* **Exercise goal**: Every line containing the word "name" needs to be found and copied.
..........
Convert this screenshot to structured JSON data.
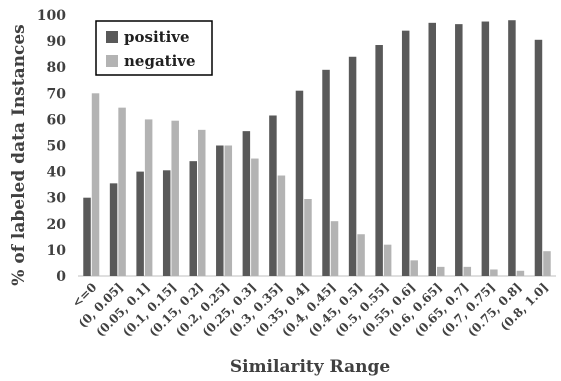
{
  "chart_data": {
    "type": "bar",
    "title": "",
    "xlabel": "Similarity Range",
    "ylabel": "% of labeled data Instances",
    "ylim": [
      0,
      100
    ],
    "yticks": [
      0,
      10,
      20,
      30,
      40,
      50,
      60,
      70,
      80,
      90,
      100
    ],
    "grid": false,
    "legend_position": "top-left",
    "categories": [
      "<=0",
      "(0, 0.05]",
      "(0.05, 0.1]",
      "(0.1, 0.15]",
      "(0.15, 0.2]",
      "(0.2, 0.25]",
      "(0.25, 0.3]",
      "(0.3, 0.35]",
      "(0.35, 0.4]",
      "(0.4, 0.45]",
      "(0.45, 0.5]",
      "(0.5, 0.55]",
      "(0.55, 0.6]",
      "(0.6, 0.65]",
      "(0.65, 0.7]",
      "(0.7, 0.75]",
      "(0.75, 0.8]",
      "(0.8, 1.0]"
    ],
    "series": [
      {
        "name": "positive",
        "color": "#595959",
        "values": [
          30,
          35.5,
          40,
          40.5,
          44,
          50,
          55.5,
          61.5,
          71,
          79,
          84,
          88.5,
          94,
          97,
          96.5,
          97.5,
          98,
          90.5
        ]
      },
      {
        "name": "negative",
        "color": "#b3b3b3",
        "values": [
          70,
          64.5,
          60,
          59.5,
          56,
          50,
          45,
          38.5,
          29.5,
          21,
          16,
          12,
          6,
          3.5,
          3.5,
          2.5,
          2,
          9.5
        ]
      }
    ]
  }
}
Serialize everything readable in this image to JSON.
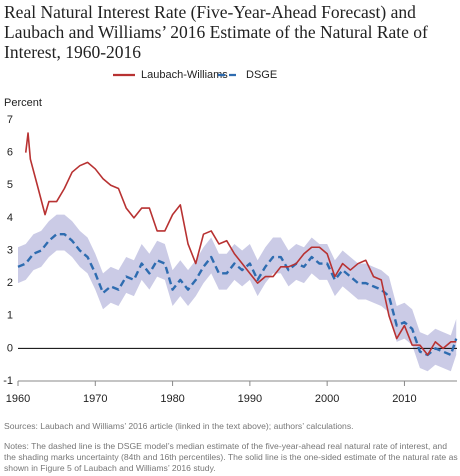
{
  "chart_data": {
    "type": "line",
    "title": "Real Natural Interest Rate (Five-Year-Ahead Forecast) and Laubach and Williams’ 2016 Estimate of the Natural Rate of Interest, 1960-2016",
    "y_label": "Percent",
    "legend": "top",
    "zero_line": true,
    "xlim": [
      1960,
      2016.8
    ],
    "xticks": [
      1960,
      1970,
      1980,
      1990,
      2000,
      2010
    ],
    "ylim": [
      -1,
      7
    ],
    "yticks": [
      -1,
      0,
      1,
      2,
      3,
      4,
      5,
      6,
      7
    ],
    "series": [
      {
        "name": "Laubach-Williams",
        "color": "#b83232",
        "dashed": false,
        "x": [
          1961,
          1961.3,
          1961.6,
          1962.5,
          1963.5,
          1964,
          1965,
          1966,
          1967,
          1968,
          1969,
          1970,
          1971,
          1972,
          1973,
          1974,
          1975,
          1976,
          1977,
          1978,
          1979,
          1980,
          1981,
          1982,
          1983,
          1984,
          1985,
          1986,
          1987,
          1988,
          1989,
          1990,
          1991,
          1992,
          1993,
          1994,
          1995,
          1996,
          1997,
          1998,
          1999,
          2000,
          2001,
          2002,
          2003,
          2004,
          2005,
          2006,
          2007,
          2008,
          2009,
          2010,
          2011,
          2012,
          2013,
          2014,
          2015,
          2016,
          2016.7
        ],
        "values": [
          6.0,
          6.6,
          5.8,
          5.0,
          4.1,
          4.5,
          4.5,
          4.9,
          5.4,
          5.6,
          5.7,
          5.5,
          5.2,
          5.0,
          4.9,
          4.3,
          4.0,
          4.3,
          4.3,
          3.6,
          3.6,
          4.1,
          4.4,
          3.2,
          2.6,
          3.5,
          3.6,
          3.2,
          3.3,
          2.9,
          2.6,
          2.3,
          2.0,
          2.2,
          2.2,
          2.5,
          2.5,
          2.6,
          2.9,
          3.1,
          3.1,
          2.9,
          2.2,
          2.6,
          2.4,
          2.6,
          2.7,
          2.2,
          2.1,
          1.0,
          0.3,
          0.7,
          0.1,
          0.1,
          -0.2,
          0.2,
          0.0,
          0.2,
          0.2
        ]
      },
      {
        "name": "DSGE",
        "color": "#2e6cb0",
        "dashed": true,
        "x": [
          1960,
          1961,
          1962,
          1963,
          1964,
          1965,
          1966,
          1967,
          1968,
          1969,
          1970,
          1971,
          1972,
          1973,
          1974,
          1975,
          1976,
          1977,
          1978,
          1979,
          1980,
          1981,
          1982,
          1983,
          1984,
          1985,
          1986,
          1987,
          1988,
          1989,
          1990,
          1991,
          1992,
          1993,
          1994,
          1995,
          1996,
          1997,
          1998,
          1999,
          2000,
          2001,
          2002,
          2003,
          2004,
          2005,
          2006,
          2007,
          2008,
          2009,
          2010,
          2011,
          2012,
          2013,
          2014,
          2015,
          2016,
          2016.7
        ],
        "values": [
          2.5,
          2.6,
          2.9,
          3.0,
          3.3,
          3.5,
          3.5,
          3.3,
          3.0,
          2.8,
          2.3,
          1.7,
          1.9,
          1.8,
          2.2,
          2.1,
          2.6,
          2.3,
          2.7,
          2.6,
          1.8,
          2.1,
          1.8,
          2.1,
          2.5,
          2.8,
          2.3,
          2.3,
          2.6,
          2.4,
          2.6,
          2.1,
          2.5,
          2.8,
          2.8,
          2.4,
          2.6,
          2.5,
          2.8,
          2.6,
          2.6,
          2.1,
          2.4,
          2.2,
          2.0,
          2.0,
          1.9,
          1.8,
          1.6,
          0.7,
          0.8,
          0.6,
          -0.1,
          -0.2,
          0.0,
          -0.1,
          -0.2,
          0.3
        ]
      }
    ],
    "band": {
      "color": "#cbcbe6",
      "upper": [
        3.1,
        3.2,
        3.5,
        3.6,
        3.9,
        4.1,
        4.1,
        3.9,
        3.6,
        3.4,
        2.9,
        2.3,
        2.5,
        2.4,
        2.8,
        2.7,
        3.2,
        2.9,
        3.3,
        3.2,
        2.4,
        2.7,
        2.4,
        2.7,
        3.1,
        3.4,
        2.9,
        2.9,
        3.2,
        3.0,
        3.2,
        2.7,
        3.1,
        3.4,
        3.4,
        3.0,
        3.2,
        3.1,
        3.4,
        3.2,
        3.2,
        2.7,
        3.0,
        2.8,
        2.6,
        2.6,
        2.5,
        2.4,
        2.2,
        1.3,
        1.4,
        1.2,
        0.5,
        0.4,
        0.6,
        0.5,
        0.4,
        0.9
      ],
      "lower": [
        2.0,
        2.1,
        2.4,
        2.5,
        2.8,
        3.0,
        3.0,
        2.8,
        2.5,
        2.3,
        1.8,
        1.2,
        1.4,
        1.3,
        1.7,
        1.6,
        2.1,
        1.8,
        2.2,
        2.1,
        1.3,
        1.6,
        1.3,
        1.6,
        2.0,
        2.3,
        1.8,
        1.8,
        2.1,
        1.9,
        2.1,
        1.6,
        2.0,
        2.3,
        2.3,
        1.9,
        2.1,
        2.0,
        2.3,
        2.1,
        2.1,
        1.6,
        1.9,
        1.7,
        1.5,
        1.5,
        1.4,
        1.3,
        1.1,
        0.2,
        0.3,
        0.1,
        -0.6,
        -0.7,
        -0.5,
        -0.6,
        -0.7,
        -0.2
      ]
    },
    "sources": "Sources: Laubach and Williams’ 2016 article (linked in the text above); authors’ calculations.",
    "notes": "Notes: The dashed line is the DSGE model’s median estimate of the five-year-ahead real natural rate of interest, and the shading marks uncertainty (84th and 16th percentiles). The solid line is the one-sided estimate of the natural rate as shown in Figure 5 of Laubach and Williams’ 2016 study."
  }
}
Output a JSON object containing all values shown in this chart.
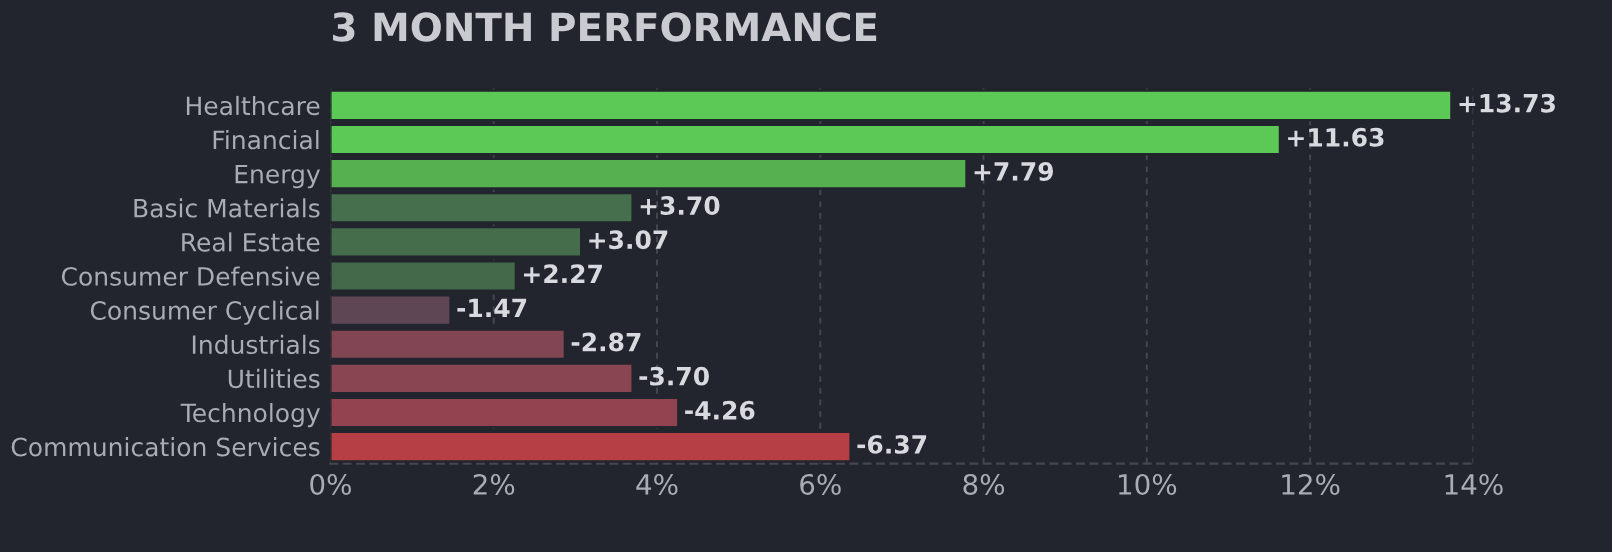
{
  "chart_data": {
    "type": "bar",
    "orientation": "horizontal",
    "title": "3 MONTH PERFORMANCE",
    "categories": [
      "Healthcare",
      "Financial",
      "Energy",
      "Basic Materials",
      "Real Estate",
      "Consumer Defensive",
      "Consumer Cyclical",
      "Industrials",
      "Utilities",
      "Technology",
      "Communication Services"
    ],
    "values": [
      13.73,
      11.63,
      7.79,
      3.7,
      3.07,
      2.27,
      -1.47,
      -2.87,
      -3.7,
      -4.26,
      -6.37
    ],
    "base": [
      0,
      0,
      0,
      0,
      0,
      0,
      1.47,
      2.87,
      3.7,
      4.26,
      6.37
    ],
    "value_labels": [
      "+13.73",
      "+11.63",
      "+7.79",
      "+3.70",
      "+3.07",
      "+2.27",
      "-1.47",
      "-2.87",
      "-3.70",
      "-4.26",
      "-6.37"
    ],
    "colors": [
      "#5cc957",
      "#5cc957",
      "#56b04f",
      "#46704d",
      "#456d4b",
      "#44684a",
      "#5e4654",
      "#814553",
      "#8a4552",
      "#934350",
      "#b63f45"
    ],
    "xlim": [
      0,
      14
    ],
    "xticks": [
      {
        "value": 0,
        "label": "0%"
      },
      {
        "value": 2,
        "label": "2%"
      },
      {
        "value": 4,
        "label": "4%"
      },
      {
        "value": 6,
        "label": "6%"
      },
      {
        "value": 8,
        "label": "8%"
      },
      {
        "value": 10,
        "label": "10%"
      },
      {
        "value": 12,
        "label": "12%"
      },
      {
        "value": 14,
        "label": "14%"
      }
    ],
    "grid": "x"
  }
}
..........
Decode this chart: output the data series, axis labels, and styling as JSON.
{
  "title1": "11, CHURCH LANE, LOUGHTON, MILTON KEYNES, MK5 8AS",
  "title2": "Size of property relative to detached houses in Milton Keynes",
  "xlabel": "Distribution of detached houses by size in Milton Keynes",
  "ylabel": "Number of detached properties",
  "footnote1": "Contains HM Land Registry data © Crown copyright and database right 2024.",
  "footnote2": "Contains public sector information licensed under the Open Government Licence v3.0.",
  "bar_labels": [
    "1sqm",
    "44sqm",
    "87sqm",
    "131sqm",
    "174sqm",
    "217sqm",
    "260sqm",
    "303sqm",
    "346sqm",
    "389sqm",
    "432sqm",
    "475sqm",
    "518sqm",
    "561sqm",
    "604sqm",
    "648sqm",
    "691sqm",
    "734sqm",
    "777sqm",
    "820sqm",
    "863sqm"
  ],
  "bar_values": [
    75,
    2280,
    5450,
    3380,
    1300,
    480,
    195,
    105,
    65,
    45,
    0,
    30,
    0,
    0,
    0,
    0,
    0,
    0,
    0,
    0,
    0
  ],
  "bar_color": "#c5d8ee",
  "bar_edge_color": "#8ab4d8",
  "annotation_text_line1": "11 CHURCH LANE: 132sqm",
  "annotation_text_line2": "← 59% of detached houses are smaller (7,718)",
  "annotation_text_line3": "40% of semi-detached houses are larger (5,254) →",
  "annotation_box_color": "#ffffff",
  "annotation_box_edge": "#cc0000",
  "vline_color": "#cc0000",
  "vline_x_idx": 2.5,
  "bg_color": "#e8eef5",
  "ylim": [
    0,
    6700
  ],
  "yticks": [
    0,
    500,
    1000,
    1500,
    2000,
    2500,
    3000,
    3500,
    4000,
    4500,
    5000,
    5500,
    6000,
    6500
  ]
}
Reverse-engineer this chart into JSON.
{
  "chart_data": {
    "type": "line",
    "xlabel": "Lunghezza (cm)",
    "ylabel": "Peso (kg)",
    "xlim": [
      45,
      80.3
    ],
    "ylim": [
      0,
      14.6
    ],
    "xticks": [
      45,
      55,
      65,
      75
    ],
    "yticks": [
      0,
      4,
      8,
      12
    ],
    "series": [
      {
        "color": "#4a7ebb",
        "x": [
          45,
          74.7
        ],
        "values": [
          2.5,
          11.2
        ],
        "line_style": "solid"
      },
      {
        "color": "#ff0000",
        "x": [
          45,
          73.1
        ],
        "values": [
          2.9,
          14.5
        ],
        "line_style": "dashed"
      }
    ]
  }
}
..........
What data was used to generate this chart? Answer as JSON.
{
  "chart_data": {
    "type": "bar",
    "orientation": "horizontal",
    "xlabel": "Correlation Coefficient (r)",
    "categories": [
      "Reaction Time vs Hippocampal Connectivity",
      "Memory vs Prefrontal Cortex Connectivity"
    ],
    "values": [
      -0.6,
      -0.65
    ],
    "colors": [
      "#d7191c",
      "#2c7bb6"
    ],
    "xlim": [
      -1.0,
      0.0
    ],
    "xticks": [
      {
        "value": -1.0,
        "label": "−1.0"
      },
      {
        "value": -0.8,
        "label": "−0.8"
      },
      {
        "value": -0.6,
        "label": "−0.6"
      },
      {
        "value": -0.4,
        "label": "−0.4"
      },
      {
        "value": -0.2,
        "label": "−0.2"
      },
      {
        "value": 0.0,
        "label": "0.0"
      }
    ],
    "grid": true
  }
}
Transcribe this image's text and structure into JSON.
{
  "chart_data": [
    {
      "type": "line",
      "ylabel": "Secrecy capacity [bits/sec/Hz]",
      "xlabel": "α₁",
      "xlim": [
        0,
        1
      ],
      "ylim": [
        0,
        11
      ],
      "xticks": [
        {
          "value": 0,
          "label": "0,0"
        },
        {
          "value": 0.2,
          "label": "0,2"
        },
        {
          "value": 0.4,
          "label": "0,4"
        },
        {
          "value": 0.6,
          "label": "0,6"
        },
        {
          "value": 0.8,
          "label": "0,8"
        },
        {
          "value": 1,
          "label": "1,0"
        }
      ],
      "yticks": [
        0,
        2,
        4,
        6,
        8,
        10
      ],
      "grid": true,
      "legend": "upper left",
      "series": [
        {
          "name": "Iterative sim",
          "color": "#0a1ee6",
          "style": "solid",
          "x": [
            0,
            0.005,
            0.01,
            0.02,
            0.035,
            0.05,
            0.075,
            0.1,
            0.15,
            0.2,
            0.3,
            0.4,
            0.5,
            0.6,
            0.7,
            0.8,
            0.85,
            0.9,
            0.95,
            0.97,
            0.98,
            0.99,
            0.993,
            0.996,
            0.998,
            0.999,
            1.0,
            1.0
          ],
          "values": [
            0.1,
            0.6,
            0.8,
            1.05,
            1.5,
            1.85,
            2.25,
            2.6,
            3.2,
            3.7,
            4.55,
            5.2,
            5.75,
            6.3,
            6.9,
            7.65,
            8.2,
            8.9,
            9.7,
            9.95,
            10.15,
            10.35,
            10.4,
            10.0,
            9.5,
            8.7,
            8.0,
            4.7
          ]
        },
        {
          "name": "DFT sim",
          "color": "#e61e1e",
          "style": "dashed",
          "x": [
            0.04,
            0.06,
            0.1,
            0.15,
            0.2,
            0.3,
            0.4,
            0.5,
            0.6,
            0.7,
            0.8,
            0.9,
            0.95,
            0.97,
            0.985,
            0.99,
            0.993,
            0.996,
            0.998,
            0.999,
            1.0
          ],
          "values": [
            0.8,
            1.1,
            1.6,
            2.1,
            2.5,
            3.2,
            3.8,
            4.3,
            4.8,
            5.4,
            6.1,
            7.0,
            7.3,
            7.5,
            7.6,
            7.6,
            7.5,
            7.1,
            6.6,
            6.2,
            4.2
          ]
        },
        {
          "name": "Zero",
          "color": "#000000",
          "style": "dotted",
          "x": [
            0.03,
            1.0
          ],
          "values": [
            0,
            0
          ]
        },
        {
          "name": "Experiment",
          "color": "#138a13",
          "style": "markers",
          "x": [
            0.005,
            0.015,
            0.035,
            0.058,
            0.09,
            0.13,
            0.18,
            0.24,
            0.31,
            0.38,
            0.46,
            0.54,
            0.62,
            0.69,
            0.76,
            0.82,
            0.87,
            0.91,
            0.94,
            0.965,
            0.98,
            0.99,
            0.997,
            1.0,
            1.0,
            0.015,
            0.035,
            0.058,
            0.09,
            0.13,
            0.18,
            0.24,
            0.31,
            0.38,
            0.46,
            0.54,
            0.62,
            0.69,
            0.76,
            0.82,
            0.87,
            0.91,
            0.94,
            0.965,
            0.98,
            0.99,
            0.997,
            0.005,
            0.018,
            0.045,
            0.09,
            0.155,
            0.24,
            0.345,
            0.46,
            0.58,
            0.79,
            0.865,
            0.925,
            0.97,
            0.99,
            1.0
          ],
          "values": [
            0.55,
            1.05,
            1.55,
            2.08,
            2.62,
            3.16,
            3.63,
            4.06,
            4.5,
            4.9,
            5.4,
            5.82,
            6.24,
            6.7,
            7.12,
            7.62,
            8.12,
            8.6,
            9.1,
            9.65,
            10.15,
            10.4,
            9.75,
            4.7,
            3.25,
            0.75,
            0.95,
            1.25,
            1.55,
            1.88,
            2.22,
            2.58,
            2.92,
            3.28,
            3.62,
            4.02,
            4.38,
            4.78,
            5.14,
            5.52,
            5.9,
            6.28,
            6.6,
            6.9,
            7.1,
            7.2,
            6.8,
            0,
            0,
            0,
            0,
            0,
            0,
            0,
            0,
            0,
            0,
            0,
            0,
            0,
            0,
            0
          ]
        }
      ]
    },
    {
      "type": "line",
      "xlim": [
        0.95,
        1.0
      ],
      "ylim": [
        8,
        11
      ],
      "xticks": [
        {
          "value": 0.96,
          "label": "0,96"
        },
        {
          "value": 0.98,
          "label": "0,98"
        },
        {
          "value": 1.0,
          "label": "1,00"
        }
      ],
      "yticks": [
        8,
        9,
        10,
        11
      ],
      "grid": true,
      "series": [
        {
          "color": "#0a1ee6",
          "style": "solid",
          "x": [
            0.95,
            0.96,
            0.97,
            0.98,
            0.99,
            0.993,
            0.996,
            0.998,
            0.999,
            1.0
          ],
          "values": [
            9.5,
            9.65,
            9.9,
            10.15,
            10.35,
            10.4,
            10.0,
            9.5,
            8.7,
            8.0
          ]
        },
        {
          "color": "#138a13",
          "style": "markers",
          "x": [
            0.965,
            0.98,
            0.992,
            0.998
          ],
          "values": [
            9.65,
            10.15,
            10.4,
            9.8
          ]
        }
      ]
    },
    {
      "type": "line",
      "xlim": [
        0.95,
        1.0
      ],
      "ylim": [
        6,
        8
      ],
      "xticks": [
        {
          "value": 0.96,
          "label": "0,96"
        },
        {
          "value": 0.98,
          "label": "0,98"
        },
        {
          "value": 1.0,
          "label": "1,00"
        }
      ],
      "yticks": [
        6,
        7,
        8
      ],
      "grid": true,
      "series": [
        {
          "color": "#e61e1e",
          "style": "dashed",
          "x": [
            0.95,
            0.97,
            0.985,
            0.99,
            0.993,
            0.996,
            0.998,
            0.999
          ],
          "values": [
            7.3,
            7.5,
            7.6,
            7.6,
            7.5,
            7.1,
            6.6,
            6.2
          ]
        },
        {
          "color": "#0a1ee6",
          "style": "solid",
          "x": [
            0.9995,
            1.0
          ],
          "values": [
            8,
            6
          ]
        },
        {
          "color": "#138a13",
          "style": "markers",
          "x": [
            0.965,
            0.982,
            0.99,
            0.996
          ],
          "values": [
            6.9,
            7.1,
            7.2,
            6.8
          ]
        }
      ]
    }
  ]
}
..........
* **Full solution**:
        "name": "positive",
        "name": "negative",
        "name": "Laubach-Williams",
        "name": "DSGE",
          "name": "Iterative sim",
          "name": "DFT sim",
          "name": "Zero",
          "name": "Experiment",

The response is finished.